Written exercise> Quote every line of the listing below word for word.

Element boundary listing
— begin —
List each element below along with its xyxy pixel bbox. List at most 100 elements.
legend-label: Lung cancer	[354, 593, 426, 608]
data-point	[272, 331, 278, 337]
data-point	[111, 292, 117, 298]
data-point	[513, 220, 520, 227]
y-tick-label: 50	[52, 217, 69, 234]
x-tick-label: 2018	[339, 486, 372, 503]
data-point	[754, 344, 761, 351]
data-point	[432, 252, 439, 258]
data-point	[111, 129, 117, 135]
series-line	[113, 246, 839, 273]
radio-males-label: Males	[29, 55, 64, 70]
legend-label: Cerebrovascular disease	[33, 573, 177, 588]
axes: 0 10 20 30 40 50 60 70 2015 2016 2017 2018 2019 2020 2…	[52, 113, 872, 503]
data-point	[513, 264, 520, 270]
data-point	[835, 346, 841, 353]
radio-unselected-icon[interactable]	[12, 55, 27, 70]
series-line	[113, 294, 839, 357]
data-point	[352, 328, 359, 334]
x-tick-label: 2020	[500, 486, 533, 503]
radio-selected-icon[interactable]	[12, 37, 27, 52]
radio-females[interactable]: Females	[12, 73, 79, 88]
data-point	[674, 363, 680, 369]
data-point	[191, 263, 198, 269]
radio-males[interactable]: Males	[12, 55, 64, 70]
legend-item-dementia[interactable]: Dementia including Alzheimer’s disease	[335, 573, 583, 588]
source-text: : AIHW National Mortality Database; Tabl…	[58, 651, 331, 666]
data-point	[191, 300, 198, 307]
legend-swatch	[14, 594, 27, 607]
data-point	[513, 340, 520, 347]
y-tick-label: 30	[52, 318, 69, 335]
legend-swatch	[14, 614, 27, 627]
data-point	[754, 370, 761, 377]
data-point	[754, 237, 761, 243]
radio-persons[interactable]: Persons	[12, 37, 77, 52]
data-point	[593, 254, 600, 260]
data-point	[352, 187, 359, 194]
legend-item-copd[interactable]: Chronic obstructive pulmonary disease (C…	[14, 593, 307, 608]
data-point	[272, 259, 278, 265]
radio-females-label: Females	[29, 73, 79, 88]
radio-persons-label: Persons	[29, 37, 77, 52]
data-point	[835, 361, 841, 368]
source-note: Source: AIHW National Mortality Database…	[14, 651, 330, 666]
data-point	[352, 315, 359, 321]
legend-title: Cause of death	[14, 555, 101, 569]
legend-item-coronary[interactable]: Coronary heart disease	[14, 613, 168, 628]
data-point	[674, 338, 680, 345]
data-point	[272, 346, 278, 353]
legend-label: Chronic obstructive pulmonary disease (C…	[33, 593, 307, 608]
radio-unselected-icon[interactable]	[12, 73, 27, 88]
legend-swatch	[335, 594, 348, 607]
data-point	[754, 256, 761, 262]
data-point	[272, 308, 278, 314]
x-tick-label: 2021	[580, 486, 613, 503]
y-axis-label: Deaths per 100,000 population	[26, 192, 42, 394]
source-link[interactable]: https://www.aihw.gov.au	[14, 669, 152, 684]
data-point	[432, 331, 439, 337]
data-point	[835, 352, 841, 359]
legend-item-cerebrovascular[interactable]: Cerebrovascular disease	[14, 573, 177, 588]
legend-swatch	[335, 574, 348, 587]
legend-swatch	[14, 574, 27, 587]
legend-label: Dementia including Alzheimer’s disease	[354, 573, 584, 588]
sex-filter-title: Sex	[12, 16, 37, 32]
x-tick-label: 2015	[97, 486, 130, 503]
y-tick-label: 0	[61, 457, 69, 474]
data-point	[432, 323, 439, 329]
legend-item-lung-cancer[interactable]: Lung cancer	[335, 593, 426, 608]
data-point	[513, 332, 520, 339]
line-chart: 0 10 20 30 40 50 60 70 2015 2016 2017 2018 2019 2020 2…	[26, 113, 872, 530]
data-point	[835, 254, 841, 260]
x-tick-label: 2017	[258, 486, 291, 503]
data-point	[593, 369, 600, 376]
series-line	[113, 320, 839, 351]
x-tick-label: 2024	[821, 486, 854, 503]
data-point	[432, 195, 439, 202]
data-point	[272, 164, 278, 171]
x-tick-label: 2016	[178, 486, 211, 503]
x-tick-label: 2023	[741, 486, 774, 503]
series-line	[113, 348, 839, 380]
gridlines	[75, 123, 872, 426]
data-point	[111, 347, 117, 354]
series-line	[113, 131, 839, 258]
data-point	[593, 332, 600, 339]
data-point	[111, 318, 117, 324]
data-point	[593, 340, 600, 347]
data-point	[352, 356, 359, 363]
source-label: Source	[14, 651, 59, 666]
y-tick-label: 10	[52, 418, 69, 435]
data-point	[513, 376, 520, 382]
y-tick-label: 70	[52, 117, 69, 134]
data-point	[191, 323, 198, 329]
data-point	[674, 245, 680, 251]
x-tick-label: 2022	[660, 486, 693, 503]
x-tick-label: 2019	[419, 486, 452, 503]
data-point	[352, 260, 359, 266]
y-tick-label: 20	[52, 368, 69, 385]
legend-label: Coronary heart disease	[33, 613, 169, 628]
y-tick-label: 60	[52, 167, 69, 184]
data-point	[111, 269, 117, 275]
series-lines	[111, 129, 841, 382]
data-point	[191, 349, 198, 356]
— end —
Written solution>
List each element below along with its xyxy pixel bbox. List at most 100 elements.
legend-label: Lung cancer	[354, 593, 426, 608]
data-point	[272, 331, 278, 337]
data-point	[111, 292, 117, 298]
data-point	[513, 220, 520, 227]
y-tick-label: 50	[52, 217, 69, 234]
x-tick-label: 2018	[339, 486, 372, 503]
data-point	[754, 344, 761, 351]
data-point	[432, 252, 439, 258]
data-point	[111, 129, 117, 135]
series-line	[113, 246, 839, 273]
radio-males-label: Males	[29, 55, 64, 70]
legend-label: Cerebrovascular disease	[33, 573, 177, 588]
axes: 0 10 20 30 40 50 60 70 2015 2016 2017 2018 2019 2020 2…	[52, 113, 872, 503]
data-point	[513, 264, 520, 270]
data-point	[835, 346, 841, 353]
radio-unselected-icon[interactable]	[12, 55, 27, 70]
series-line	[113, 294, 839, 357]
data-point	[352, 328, 359, 334]
x-tick-label: 2020	[500, 486, 533, 503]
radio-selected-icon[interactable]	[12, 37, 27, 52]
radio-females[interactable]: Females	[12, 73, 79, 88]
data-point	[674, 363, 680, 369]
data-point	[191, 263, 198, 269]
radio-males[interactable]: Males	[12, 55, 64, 70]
legend-item-dementia[interactable]: Dementia including Alzheimer’s disease	[335, 573, 583, 588]
source-text: : AIHW National Mortality Database; Tabl…	[58, 651, 331, 666]
data-point	[191, 300, 198, 307]
legend-swatch	[14, 594, 27, 607]
data-point	[513, 340, 520, 347]
y-tick-label: 30	[52, 318, 69, 335]
legend-swatch	[14, 614, 27, 627]
data-point	[754, 370, 761, 377]
data-point	[754, 237, 761, 243]
radio-persons[interactable]: Persons	[12, 37, 77, 52]
data-point	[593, 254, 600, 260]
data-point	[352, 187, 359, 194]
legend-item-copd[interactable]: Chronic obstructive pulmonary disease (C…	[14, 593, 307, 608]
data-point	[272, 259, 278, 265]
radio-females-label: Females	[29, 73, 79, 88]
radio-persons-label: Persons	[29, 37, 77, 52]
data-point	[835, 361, 841, 368]
source-note: Source: AIHW National Mortality Database…	[14, 651, 330, 666]
data-point	[352, 315, 359, 321]
legend-title: Cause of death	[14, 555, 101, 569]
legend-item-coronary[interactable]: Coronary heart disease	[14, 613, 168, 628]
data-point	[674, 338, 680, 345]
data-point	[272, 346, 278, 353]
legend-label: Chronic obstructive pulmonary disease (C…	[33, 593, 307, 608]
radio-unselected-icon[interactable]	[12, 73, 27, 88]
legend-swatch	[335, 594, 348, 607]
data-point	[754, 256, 761, 262]
data-point	[272, 308, 278, 314]
x-tick-label: 2021	[580, 486, 613, 503]
y-axis-label: Deaths per 100,000 population	[26, 192, 42, 394]
source-link[interactable]: https://www.aihw.gov.au	[14, 669, 152, 684]
data-point	[432, 331, 439, 337]
data-point	[835, 352, 841, 359]
legend-item-cerebrovascular[interactable]: Cerebrovascular disease	[14, 573, 177, 588]
legend-swatch	[335, 574, 348, 587]
legend-swatch	[14, 574, 27, 587]
legend-label: Dementia including Alzheimer’s disease	[354, 573, 584, 588]
sex-filter-title: Sex	[12, 16, 37, 32]
x-tick-label: 2015	[97, 486, 130, 503]
y-tick-label: 0	[61, 457, 69, 474]
data-point	[432, 323, 439, 329]
legend-item-lung-cancer[interactable]: Lung cancer	[335, 593, 426, 608]
data-point	[513, 332, 520, 339]
line-chart: 0 10 20 30 40 50 60 70 2015 2016 2017 2018 2019 2020 2…	[26, 113, 872, 530]
data-point	[835, 254, 841, 260]
x-tick-label: 2017	[258, 486, 291, 503]
data-point	[593, 369, 600, 376]
series-line	[113, 320, 839, 351]
x-tick-label: 2024	[821, 486, 854, 503]
data-point	[432, 195, 439, 202]
data-point	[272, 164, 278, 171]
x-tick-label: 2016	[178, 486, 211, 503]
x-tick-label: 2023	[741, 486, 774, 503]
series-line	[113, 348, 839, 380]
gridlines	[75, 123, 872, 426]
data-point	[111, 347, 117, 354]
series-line	[113, 131, 839, 258]
data-point	[593, 332, 600, 339]
data-point	[111, 318, 117, 324]
data-point	[593, 340, 600, 347]
data-point	[352, 356, 359, 363]
source-label: Source	[14, 651, 59, 666]
y-tick-label: 10	[52, 418, 69, 435]
data-point	[513, 376, 520, 382]
y-tick-label: 70	[52, 117, 69, 134]
data-point	[191, 323, 198, 329]
data-point	[674, 245, 680, 251]
x-tick-label: 2022	[660, 486, 693, 503]
x-tick-label: 2019	[419, 486, 452, 503]
data-point	[352, 260, 359, 266]
y-tick-label: 20	[52, 368, 69, 385]
legend-label: Coronary heart disease	[33, 613, 169, 628]
y-tick-label: 60	[52, 167, 69, 184]
data-point	[111, 269, 117, 275]
series-lines	[111, 129, 841, 382]
data-point	[191, 349, 198, 356]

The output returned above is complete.